Dataset records:
--------

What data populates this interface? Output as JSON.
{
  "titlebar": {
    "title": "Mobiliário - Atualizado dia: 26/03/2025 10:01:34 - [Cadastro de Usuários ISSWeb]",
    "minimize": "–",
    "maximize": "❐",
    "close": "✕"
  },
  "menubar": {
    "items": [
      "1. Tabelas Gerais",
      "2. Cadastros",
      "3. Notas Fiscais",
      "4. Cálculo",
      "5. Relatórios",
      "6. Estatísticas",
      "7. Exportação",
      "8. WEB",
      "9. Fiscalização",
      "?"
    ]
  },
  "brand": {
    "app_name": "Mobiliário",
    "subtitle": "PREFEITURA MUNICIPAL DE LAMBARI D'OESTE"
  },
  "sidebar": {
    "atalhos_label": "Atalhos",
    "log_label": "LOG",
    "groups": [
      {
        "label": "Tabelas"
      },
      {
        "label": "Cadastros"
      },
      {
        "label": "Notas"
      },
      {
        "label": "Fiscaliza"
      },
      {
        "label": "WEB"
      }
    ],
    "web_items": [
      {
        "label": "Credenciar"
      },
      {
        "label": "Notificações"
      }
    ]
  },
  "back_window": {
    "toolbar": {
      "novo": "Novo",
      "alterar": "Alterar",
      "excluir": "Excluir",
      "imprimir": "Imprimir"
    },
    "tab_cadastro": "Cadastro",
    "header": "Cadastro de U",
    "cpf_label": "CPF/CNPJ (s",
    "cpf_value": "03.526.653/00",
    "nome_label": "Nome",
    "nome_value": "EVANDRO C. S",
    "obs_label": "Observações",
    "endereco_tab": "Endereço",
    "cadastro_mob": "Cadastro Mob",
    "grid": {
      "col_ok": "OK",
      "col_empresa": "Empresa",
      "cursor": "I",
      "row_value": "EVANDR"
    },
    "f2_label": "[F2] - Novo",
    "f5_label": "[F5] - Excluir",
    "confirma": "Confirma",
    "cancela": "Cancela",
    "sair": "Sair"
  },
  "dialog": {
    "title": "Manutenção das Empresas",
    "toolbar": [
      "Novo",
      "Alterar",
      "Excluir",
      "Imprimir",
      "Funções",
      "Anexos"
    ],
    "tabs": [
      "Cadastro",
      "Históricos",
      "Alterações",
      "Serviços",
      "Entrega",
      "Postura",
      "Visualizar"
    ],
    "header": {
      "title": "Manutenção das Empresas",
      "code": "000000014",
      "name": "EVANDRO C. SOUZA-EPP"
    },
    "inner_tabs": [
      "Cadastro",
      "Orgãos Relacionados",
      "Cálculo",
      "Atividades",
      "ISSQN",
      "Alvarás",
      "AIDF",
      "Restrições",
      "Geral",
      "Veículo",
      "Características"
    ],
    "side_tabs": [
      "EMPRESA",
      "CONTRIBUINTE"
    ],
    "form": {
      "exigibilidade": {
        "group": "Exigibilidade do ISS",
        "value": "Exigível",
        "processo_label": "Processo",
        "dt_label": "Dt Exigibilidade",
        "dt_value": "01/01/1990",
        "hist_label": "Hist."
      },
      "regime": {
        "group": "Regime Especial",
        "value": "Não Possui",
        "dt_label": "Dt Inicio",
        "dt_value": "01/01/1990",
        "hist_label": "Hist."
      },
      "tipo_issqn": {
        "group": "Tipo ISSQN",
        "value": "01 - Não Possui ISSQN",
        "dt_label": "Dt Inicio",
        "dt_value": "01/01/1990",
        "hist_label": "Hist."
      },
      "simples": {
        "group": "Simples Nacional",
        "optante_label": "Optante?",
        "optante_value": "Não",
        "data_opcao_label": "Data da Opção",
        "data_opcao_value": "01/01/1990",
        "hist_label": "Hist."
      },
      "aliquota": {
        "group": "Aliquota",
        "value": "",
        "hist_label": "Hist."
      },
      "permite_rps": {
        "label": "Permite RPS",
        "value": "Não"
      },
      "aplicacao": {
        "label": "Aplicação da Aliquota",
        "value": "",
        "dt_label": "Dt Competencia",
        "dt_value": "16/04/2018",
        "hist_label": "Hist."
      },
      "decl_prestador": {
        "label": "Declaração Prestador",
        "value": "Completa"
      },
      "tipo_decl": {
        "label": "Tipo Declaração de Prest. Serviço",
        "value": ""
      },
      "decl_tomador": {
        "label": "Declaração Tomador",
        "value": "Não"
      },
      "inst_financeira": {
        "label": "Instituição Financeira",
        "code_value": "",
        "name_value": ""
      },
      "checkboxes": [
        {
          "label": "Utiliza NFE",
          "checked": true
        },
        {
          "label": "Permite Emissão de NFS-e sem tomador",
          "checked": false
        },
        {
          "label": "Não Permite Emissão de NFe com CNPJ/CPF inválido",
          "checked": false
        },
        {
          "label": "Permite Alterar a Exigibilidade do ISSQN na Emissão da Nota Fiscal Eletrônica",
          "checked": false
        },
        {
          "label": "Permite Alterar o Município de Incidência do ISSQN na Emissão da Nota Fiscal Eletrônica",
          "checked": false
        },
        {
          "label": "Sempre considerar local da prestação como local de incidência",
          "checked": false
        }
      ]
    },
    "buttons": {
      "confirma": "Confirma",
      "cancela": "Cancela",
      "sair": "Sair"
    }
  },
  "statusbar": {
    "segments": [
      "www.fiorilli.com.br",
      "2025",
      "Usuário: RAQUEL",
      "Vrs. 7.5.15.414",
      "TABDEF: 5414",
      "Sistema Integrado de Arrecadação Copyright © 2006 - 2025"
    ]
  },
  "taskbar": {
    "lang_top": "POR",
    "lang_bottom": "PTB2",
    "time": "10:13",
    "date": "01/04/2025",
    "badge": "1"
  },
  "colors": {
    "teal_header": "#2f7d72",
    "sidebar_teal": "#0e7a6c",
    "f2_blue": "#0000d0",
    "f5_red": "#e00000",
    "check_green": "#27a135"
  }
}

--------

*Directions for this task*: Copy all lines from the material that hold "Excluir".

*Written solution*:
      "excluir": "Excluir",
    "f5_label": "[F5] - Excluir",
      "Excluir",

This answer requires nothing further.